*OBJECTIVE:*
Copy all lines below exactly as written. Leave pictures out.
** START RECORD LIST **
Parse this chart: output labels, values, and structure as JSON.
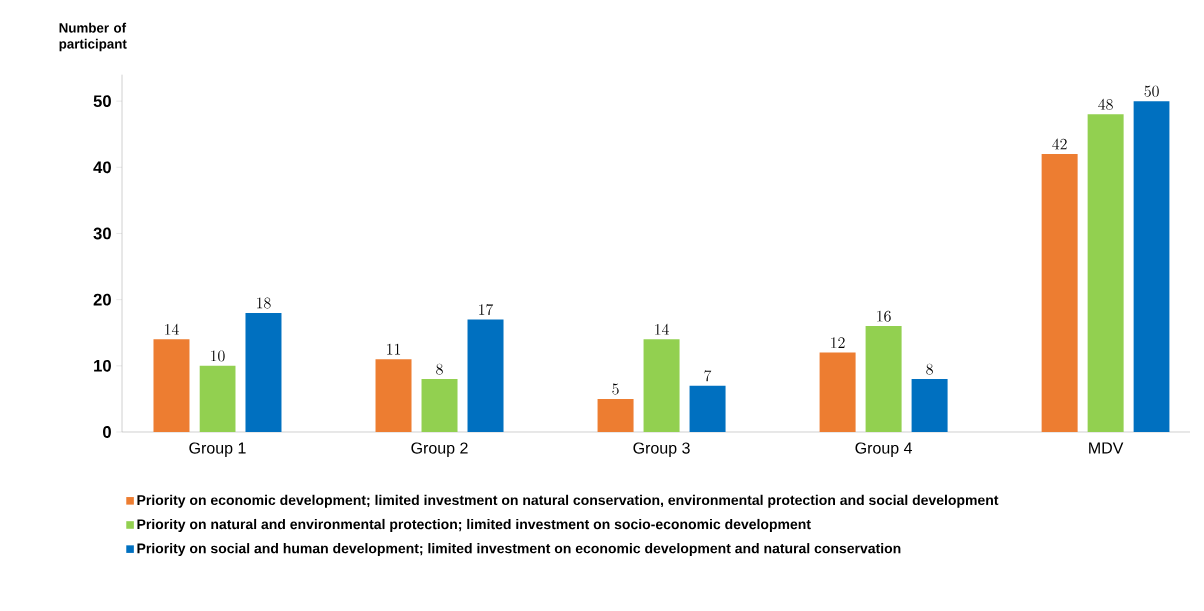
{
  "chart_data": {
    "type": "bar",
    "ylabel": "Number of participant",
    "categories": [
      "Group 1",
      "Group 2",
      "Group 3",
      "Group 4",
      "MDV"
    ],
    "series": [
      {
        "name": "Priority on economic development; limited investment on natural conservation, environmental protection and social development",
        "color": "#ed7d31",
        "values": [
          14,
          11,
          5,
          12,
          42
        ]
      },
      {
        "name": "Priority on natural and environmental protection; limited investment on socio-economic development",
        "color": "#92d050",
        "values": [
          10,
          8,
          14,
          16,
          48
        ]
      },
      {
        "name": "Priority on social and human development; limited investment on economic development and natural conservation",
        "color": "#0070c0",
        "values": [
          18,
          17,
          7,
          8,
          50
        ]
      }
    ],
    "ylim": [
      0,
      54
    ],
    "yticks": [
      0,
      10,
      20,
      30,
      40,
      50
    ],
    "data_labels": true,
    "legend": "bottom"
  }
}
** END RECORD LIST **
*EXPECTED ANSWER:*
Parse this chart: output labels, values, and structure as JSON.
{
  "chart_data": {
    "type": "bar",
    "ylabel": "Number of participant",
    "categories": [
      "Group 1",
      "Group 2",
      "Group 3",
      "Group 4",
      "MDV"
    ],
    "series": [
      {
        "name": "Priority on economic development; limited investment on natural conservation, environmental protection and social development",
        "color": "#ed7d31",
        "values": [
          14,
          11,
          5,
          12,
          42
        ]
      },
      {
        "name": "Priority on natural and environmental protection; limited investment on socio-economic development",
        "color": "#92d050",
        "values": [
          10,
          8,
          14,
          16,
          48
        ]
      },
      {
        "name": "Priority on social and human development; limited investment on economic development and natural conservation",
        "color": "#0070c0",
        "values": [
          18,
          17,
          7,
          8,
          50
        ]
      }
    ],
    "ylim": [
      0,
      54
    ],
    "yticks": [
      0,
      10,
      20,
      30,
      40,
      50
    ],
    "data_labels": true,
    "legend": "bottom"
  }
}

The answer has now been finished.